- [Input data]
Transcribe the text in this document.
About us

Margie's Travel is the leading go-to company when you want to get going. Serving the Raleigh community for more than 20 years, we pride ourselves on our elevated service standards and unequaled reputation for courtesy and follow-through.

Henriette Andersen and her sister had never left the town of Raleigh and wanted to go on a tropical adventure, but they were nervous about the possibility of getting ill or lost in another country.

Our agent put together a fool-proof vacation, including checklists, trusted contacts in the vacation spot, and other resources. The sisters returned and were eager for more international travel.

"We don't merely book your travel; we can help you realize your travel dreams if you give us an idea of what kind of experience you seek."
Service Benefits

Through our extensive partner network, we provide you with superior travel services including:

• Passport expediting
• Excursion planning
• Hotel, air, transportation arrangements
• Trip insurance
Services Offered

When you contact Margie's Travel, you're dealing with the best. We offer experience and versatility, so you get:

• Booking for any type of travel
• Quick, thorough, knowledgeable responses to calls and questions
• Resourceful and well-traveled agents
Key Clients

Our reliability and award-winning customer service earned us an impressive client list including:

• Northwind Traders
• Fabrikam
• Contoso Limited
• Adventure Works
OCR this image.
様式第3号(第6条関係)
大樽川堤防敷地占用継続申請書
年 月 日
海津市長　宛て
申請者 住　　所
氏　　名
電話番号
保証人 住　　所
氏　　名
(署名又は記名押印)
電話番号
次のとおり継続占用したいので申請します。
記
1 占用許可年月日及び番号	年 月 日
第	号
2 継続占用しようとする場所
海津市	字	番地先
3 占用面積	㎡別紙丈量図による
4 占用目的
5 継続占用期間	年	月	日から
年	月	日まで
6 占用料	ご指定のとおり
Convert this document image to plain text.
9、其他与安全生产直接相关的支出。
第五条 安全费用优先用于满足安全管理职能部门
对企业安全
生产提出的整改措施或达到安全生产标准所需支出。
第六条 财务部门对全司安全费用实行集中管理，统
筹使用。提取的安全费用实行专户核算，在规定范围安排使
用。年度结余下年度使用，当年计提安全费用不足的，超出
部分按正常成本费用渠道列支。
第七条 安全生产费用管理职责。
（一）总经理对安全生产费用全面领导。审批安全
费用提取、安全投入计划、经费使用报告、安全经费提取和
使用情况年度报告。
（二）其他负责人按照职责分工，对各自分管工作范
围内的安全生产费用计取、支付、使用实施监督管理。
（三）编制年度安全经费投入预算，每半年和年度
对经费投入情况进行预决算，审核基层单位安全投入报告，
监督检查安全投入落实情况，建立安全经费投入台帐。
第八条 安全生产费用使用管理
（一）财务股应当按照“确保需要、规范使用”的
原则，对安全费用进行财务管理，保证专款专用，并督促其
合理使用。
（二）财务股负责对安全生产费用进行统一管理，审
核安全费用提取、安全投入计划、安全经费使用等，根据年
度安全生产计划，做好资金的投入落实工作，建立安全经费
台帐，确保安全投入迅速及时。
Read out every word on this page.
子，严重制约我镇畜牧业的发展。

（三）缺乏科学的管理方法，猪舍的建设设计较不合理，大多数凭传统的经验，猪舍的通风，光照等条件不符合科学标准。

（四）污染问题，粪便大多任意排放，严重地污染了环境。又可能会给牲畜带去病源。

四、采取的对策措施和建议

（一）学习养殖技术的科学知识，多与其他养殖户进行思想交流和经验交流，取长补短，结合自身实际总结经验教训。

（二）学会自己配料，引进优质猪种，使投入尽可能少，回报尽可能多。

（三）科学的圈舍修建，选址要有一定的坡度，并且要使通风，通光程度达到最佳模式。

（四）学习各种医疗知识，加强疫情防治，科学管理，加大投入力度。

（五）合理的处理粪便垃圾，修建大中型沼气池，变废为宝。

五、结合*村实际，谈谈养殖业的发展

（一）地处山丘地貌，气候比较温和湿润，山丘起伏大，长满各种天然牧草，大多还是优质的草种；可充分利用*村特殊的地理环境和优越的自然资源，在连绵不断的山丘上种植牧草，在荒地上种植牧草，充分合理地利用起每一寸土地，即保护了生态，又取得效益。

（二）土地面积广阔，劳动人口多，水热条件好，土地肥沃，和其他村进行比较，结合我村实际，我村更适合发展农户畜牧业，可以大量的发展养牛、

- [Goal] In the listing, find each line with the string "this" and copy it.

- [Response]
Transcribe the text in this document.
OCR this image.
Convert this document image to plain text.
Read out every word on this page.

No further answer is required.